**Written instruction**:
Pull every line from the data below and reproduce each one verbatim, with nothing changed or left out.

START Source material

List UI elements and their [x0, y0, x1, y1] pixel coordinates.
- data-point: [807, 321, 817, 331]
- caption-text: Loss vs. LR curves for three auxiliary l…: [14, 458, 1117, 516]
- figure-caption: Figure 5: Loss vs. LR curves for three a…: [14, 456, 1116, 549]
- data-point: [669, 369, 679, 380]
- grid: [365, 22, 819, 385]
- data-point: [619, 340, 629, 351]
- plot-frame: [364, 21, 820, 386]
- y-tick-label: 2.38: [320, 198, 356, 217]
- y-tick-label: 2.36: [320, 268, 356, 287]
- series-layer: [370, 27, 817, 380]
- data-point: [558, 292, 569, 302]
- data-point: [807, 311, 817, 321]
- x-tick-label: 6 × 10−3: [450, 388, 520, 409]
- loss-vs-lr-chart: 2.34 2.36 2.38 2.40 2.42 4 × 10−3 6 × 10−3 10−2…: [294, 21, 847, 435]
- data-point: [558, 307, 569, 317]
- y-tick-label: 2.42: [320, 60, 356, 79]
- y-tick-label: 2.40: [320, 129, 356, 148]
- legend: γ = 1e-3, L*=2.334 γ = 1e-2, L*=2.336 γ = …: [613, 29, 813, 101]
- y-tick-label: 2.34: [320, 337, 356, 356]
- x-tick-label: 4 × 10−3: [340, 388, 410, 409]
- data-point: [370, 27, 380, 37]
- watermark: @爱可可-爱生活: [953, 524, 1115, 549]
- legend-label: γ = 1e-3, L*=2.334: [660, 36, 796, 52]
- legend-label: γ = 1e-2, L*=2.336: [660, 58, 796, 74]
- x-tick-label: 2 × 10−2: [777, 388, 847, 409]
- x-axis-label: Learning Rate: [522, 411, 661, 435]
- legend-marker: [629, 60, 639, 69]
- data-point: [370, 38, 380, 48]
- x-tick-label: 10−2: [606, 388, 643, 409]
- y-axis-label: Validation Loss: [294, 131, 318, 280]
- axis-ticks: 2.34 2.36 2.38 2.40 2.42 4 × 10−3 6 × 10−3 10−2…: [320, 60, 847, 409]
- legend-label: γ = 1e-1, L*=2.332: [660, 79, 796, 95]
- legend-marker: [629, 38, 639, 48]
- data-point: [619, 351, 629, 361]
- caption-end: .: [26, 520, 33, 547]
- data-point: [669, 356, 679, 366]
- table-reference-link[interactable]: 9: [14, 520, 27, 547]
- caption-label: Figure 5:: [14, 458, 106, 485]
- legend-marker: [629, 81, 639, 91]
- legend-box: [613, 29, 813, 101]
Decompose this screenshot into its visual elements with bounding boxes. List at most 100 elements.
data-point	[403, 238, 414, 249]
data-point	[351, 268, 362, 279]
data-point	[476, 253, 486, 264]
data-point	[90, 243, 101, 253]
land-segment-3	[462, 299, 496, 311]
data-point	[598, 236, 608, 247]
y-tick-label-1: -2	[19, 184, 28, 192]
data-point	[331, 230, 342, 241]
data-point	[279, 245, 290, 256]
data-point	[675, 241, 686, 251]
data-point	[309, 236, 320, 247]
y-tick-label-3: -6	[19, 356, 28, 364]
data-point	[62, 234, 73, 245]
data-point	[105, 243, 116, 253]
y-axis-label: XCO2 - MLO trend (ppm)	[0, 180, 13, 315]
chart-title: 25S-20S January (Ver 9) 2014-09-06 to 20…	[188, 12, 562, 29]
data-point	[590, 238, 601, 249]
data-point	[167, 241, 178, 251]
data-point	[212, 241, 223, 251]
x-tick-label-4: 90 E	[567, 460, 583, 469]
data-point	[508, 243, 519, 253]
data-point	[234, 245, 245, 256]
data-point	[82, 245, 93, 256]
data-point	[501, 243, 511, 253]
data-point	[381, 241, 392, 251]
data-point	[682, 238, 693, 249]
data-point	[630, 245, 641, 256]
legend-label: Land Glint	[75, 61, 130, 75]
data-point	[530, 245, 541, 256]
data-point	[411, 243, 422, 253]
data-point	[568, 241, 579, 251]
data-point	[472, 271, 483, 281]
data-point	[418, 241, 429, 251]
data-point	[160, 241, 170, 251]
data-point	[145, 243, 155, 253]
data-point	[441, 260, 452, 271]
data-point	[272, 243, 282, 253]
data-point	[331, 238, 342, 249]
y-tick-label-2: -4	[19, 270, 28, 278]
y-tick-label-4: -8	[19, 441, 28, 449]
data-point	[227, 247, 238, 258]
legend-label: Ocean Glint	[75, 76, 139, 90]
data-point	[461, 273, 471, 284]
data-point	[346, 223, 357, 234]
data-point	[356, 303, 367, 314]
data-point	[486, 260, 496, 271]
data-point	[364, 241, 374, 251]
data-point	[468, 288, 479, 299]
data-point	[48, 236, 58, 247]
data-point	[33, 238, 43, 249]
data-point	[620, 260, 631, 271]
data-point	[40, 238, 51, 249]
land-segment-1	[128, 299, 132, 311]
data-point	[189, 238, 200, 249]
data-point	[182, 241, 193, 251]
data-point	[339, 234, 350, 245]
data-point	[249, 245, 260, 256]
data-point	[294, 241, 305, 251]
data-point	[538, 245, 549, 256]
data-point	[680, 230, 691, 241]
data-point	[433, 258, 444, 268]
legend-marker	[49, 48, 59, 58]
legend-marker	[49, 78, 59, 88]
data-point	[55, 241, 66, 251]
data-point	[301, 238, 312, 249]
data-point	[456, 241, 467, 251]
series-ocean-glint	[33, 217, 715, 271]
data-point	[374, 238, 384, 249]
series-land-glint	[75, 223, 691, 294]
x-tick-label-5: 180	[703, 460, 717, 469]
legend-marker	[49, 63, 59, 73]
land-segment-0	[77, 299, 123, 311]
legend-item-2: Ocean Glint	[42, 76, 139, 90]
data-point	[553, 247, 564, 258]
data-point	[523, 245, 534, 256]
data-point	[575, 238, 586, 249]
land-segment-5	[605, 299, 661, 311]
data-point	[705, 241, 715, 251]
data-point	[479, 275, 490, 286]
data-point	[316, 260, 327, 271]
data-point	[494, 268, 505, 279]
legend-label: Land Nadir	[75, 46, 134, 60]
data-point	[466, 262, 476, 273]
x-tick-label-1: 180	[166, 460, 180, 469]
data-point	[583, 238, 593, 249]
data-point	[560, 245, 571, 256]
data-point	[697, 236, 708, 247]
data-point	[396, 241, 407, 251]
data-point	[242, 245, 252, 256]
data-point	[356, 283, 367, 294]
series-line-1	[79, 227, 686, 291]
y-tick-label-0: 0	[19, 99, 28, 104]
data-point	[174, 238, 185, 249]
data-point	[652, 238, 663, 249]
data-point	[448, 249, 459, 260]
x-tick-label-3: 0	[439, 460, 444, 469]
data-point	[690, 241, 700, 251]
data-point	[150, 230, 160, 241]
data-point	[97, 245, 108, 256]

END Source material

**Expected output**:
List UI elements and their [x0, y0, x1, y1] pixel coordinates.
- data-point: [807, 321, 817, 331]
- caption-text: Loss vs. LR curves for three auxiliary l…: [14, 458, 1117, 516]
- figure-caption: Figure 5: Loss vs. LR curves for three a…: [14, 456, 1116, 549]
- data-point: [669, 369, 679, 380]
- grid: [365, 22, 819, 385]
- data-point: [619, 340, 629, 351]
- plot-frame: [364, 21, 820, 386]
- y-tick-label: 2.38: [320, 198, 356, 217]
- y-tick-label: 2.36: [320, 268, 356, 287]
- series-layer: [370, 27, 817, 380]
- data-point: [558, 292, 569, 302]
- data-point: [807, 311, 817, 321]
- x-tick-label: 6 × 10−3: [450, 388, 520, 409]
- loss-vs-lr-chart: 2.34 2.36 2.38 2.40 2.42 4 × 10−3 6 × 10−3 10−2…: [294, 21, 847, 435]
- data-point: [558, 307, 569, 317]
- y-tick-label: 2.42: [320, 60, 356, 79]
- y-tick-label: 2.40: [320, 129, 356, 148]
- legend: γ = 1e-3, L*=2.334 γ = 1e-2, L*=2.336 γ = …: [613, 29, 813, 101]
- y-tick-label: 2.34: [320, 337, 356, 356]
- x-tick-label: 4 × 10−3: [340, 388, 410, 409]
- data-point: [370, 27, 380, 37]
- watermark: @爱可可-爱生活: [953, 524, 1115, 549]
- legend-label: γ = 1e-3, L*=2.334: [660, 36, 796, 52]
- legend-label: γ = 1e-2, L*=2.336: [660, 58, 796, 74]
- x-tick-label: 2 × 10−2: [777, 388, 847, 409]
- x-axis-label: Learning Rate: [522, 411, 661, 435]
- legend-marker: [629, 60, 639, 69]
- data-point: [370, 38, 380, 48]
- x-tick-label: 10−2: [606, 388, 643, 409]
- y-axis-label: Validation Loss: [294, 131, 318, 280]
- axis-ticks: 2.34 2.36 2.38 2.40 2.42 4 × 10−3 6 × 10−3 10−2…: [320, 60, 847, 409]
- legend-label: γ = 1e-1, L*=2.332: [660, 79, 796, 95]
- legend-marker: [629, 38, 639, 48]
- data-point: [619, 351, 629, 361]
- caption-end: .: [26, 520, 33, 547]
- data-point: [669, 356, 679, 366]
- table-reference-link[interactable]: 9: [14, 520, 27, 547]
- caption-label: Figure 5:: [14, 458, 106, 485]
- legend-marker: [629, 81, 639, 91]
- legend-box: [613, 29, 813, 101]
Decompose this screenshot into its visual elements with bounding boxes. List at most 100 elements.
data-point	[403, 238, 414, 249]
data-point	[351, 268, 362, 279]
data-point	[476, 253, 486, 264]
data-point	[90, 243, 101, 253]
land-segment-3	[462, 299, 496, 311]
data-point	[598, 236, 608, 247]
y-tick-label-1: -2	[19, 184, 28, 192]
data-point	[331, 230, 342, 241]
data-point	[279, 245, 290, 256]
data-point	[675, 241, 686, 251]
data-point	[309, 236, 320, 247]
y-tick-label-3: -6	[19, 356, 28, 364]
data-point	[62, 234, 73, 245]
data-point	[105, 243, 116, 253]
y-axis-label: XCO2 - MLO trend (ppm)	[0, 180, 13, 315]
chart-title: 25S-20S January (Ver 9) 2014-09-06 to 20…	[188, 12, 562, 29]
data-point	[590, 238, 601, 249]
data-point	[167, 241, 178, 251]
data-point	[212, 241, 223, 251]
x-tick-label-4: 90 E	[567, 460, 583, 469]
data-point	[508, 243, 519, 253]
data-point	[234, 245, 245, 256]
data-point	[82, 245, 93, 256]
data-point	[501, 243, 511, 253]
data-point	[381, 241, 392, 251]
data-point	[682, 238, 693, 249]
data-point	[630, 245, 641, 256]
legend-label: Land Glint	[75, 61, 130, 75]
data-point	[530, 245, 541, 256]
data-point	[411, 243, 422, 253]
data-point	[568, 241, 579, 251]
data-point	[472, 271, 483, 281]
data-point	[418, 241, 429, 251]
data-point	[160, 241, 170, 251]
data-point	[145, 243, 155, 253]
data-point	[441, 260, 452, 271]
data-point	[272, 243, 282, 253]
data-point	[331, 238, 342, 249]
y-tick-label-2: -4	[19, 270, 28, 278]
y-tick-label-4: -8	[19, 441, 28, 449]
data-point	[227, 247, 238, 258]
legend-label: Ocean Glint	[75, 76, 139, 90]
data-point	[461, 273, 471, 284]
data-point	[346, 223, 357, 234]
data-point	[356, 303, 367, 314]
data-point	[486, 260, 496, 271]
data-point	[364, 241, 374, 251]
data-point	[468, 288, 479, 299]
data-point	[48, 236, 58, 247]
data-point	[33, 238, 43, 249]
data-point	[620, 260, 631, 271]
data-point	[40, 238, 51, 249]
land-segment-1	[128, 299, 132, 311]
data-point	[189, 238, 200, 249]
data-point	[182, 241, 193, 251]
data-point	[339, 234, 350, 245]
data-point	[249, 245, 260, 256]
data-point	[294, 241, 305, 251]
data-point	[538, 245, 549, 256]
data-point	[680, 230, 691, 241]
data-point	[433, 258, 444, 268]
legend-marker	[49, 48, 59, 58]
legend-marker	[49, 78, 59, 88]
data-point	[55, 241, 66, 251]
data-point	[301, 238, 312, 249]
data-point	[456, 241, 467, 251]
series-ocean-glint	[33, 217, 715, 271]
data-point	[374, 238, 384, 249]
series-land-glint	[75, 223, 691, 294]
x-tick-label-5: 180	[703, 460, 717, 469]
legend-marker	[49, 63, 59, 73]
land-segment-0	[77, 299, 123, 311]
legend-item-2: Ocean Glint	[42, 76, 139, 90]
data-point	[553, 247, 564, 258]
data-point	[523, 245, 534, 256]
data-point	[575, 238, 586, 249]
land-segment-5	[605, 299, 661, 311]
data-point	[705, 241, 715, 251]
data-point	[479, 275, 490, 286]
data-point	[316, 260, 327, 271]
data-point	[494, 268, 505, 279]
legend-label: Land Nadir	[75, 46, 134, 60]
data-point	[466, 262, 476, 273]
x-tick-label-1: 180	[166, 460, 180, 469]
data-point	[583, 238, 593, 249]
data-point	[560, 245, 571, 256]
data-point	[697, 236, 708, 247]
data-point	[396, 241, 407, 251]
data-point	[242, 245, 252, 256]
data-point	[356, 283, 367, 294]
series-line-1	[79, 227, 686, 291]
y-tick-label-0: 0	[19, 99, 28, 104]
data-point	[174, 238, 185, 249]
data-point	[652, 238, 663, 249]
data-point	[448, 249, 459, 260]
x-tick-label-3: 0	[439, 460, 444, 469]
data-point	[690, 241, 700, 251]
data-point	[150, 230, 160, 241]
data-point	[97, 245, 108, 256]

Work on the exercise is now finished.